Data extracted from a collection
Start

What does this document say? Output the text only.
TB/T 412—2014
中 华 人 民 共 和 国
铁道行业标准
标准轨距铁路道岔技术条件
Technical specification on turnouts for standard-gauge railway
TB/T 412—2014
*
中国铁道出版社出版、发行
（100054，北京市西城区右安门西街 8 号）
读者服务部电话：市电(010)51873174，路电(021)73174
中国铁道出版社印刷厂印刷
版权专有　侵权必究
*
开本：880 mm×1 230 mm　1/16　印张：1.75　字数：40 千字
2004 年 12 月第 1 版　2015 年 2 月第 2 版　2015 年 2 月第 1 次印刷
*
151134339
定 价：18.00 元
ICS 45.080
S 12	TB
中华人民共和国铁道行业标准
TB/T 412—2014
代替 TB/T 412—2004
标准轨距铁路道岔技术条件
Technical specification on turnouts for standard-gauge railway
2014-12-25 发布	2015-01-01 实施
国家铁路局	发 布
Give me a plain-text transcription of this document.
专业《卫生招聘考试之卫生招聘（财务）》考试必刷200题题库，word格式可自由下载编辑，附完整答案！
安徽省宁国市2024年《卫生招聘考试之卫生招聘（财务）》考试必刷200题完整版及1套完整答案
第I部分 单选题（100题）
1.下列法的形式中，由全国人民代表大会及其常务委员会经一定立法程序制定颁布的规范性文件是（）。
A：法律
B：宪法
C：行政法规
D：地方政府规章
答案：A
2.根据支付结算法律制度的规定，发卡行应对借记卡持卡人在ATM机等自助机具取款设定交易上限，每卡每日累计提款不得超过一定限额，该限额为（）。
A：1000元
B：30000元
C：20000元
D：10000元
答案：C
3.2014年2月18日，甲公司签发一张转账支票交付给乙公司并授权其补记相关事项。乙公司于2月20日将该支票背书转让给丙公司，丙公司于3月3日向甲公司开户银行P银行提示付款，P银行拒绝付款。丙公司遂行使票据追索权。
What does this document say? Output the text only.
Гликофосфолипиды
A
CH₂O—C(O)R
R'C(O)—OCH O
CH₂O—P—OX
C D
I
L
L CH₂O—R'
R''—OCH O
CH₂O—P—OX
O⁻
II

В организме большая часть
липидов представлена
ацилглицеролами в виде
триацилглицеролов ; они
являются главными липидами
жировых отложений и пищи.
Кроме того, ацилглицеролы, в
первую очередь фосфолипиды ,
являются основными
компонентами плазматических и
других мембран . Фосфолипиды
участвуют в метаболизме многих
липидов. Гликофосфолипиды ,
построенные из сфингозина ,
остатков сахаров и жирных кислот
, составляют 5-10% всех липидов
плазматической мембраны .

End

**The problem**. Quote every entry exactly.

**Full output**.
What does this document say? Output the text only.
TB/T 412—2014
中 华 人 民 共 和 国
铁道行业标准
标准轨距铁路道岔技术条件
Technical specification on turnouts for standard-gauge railway
TB/T 412—2014
*
中国铁道出版社出版、发行
（100054，北京市西城区右安门西街 8 号）
读者服务部电话：市电(010)51873174，路电(021)73174
中国铁道出版社印刷厂印刷
版权专有　侵权必究
*
开本：880 mm×1 230 mm　1/16　印张：1.75　字数：40 千字
2004 年 12 月第 1 版　2015 年 2 月第 2 版　2015 年 2 月第 1 次印刷
*
151134339
定 价：18.00 元
ICS 45.080
S 12	TB
中华人民共和国铁道行业标准
TB/T 412—2014
代替 TB/T 412—2004
标准轨距铁路道岔技术条件
Technical specification on turnouts for standard-gauge railway
2014-12-25 发布	2015-01-01 实施
国家铁路局	发 布
Give me a plain-text transcription of this document.
专业《卫生招聘考试之卫生招聘（财务）》考试必刷200题题库，word格式可自由下载编辑，附完整答案！
安徽省宁国市2024年《卫生招聘考试之卫生招聘（财务）》考试必刷200题完整版及1套完整答案
第I部分 单选题（100题）
1.下列法的形式中，由全国人民代表大会及其常务委员会经一定立法程序制定颁布的规范性文件是（）。
A：法律
B：宪法
C：行政法规
D：地方政府规章
答案：A
2.根据支付结算法律制度的规定，发卡行应对借记卡持卡人在ATM机等自助机具取款设定交易上限，每卡每日累计提款不得超过一定限额，该限额为（）。
A：1000元
B：30000元
C：20000元
D：10000元
答案：C
3.2014年2月18日，甲公司签发一张转账支票交付给乙公司并授权其补记相关事项。乙公司于2月20日将该支票背书转让给丙公司，丙公司于3月3日向甲公司开户银行P银行提示付款，P银行拒绝付款。丙公司遂行使票据追索权。
What does this document say? Output the text only.
Гликофосфолипиды
A
CH₂O—C(O)R
R'C(O)—OCH O
CH₂O—P—OX
C D
I
L
L CH₂O—R'
R''—OCH O
CH₂O—P—OX
O⁻
II

В организме большая часть
липидов представлена
ацилглицеролами в виде
триацилглицеролов ; они
являются главными липидами
жировых отложений и пищи.
Кроме того, ацилглицеролы, в
первую очередь фосфолипиды ,
являются основными
компонентами плазматических и
других мембран . Фосфолипиды
участвуют в метаболизме многих
липидов. Гликофосфолипиды ,
построенные из сфингозина ,
остатков сахаров и жирных кислот
, составляют 5-10% всех липидов
плазматической мембраны .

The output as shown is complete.